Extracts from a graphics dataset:
____________________

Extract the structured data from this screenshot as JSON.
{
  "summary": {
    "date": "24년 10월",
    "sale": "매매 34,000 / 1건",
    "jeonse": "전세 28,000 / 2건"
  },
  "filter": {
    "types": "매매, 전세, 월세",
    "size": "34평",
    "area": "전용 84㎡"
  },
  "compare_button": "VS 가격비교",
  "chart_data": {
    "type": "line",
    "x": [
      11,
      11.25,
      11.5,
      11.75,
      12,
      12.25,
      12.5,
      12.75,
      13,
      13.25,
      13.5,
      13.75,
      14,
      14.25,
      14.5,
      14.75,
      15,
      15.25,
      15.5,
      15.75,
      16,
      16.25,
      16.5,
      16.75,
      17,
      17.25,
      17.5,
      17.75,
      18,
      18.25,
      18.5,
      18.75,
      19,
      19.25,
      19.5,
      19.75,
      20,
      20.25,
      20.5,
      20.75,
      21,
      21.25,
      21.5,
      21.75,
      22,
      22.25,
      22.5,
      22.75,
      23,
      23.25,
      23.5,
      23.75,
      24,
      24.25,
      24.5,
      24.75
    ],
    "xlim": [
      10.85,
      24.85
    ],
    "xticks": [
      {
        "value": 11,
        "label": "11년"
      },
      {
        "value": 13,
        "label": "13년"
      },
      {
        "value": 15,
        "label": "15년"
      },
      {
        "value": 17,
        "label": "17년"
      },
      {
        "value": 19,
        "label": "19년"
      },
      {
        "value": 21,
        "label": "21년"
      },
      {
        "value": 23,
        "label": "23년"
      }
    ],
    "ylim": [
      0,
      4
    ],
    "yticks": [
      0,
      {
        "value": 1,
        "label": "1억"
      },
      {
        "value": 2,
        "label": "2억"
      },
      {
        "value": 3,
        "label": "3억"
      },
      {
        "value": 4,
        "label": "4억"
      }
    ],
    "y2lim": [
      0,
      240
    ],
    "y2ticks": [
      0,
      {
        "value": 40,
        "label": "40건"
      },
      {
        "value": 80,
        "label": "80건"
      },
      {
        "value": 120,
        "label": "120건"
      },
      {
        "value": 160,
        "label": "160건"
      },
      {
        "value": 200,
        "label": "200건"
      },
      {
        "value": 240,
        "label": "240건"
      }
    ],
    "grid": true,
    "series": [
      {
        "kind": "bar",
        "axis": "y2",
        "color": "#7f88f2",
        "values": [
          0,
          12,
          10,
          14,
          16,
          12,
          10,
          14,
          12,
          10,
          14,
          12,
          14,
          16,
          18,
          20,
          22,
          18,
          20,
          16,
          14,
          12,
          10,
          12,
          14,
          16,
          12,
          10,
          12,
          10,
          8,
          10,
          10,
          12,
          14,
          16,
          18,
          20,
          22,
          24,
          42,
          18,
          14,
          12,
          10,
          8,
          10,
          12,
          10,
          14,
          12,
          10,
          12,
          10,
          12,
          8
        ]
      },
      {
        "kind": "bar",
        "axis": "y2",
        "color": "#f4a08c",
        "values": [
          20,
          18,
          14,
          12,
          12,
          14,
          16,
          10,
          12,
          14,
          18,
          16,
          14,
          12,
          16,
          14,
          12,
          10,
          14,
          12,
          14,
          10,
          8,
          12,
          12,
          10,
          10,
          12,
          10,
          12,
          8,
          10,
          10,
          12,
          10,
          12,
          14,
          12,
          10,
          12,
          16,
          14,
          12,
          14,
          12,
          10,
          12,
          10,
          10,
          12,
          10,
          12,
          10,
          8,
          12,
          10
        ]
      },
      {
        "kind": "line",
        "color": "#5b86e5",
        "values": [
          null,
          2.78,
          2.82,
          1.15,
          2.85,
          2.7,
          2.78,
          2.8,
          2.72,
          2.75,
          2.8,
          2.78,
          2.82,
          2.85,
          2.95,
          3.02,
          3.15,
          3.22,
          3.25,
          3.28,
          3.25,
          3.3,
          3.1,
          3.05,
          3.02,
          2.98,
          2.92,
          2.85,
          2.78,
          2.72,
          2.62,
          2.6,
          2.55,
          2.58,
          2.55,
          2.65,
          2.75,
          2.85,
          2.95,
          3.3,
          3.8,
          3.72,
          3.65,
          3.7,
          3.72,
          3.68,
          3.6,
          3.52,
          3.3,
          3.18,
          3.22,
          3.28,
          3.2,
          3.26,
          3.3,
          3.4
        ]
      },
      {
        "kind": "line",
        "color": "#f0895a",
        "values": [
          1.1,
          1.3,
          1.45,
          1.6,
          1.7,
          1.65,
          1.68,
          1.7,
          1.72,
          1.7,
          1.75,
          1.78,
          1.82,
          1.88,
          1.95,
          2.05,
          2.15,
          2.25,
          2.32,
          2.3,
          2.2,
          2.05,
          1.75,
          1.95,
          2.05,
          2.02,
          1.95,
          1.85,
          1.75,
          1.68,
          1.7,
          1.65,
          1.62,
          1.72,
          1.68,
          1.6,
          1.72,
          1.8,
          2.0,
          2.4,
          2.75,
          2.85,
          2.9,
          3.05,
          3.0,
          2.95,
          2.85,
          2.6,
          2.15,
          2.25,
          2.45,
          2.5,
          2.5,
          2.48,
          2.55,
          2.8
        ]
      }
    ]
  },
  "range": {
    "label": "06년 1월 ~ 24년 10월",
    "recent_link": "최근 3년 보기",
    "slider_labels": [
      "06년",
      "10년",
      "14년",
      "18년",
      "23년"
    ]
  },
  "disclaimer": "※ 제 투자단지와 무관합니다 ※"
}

____________________

Written instruction:
Within the listing above, work out how many lines contain the string "color", and reply with that number only.

The output:
4